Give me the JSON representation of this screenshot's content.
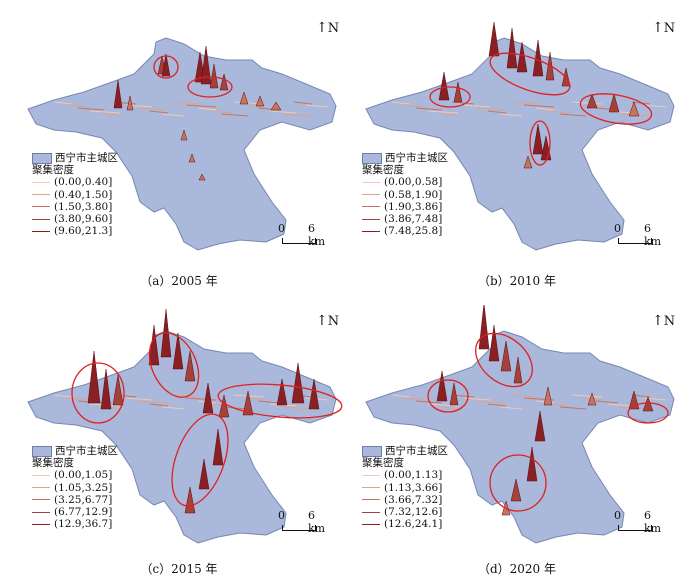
{
  "north_label": "N",
  "scale": {
    "zero": "0",
    "label": "6 km"
  },
  "legend_area_label": "西宁市主城区",
  "legend_density_title": "聚集密度",
  "colors": {
    "area_fill": "#a9b8db",
    "area_stroke": "#7787b3",
    "density_classes": [
      "#f0c9b8",
      "#e0a38b",
      "#c8735f",
      "#a8403a",
      "#8a1f24"
    ],
    "highlight_ellipse": "#e02020"
  },
  "panels": [
    {
      "caption": "（a）2005 年",
      "classes": [
        "(0.00,0.40]",
        "(0.40,1.50]",
        "(1.50,3.80]",
        "(3.80,9.60]",
        "(9.60,21.3]"
      ]
    },
    {
      "caption": "（b）2010 年",
      "classes": [
        "(0.00,0.58]",
        "(0.58,1.90]",
        "(1.90,3.86]",
        "(3.86,7.48]",
        "(7.48,25.8]"
      ]
    },
    {
      "caption": "（c）2015 年",
      "classes": [
        "(0.00,1.05]",
        "(1.05,3.25]",
        "(3.25,6.77]",
        "(6.77,12.9]",
        "(12.9,36.7]"
      ]
    },
    {
      "caption": "（d）2020 年",
      "classes": [
        "(0.00,1.13]",
        "(1.13,3.66]",
        "(3.66,7.32]",
        "(7.32,12.6]",
        "(12.6,24.1]"
      ]
    }
  ]
}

===============

Given instruction
Where a line of the entries contains the word "caption", copy that line.

Written solution
      "caption": "（a）2005 年",
      "caption": "（b）2010 年",
      "caption": "（c）2015 年",
      "caption": "（d）2020 年",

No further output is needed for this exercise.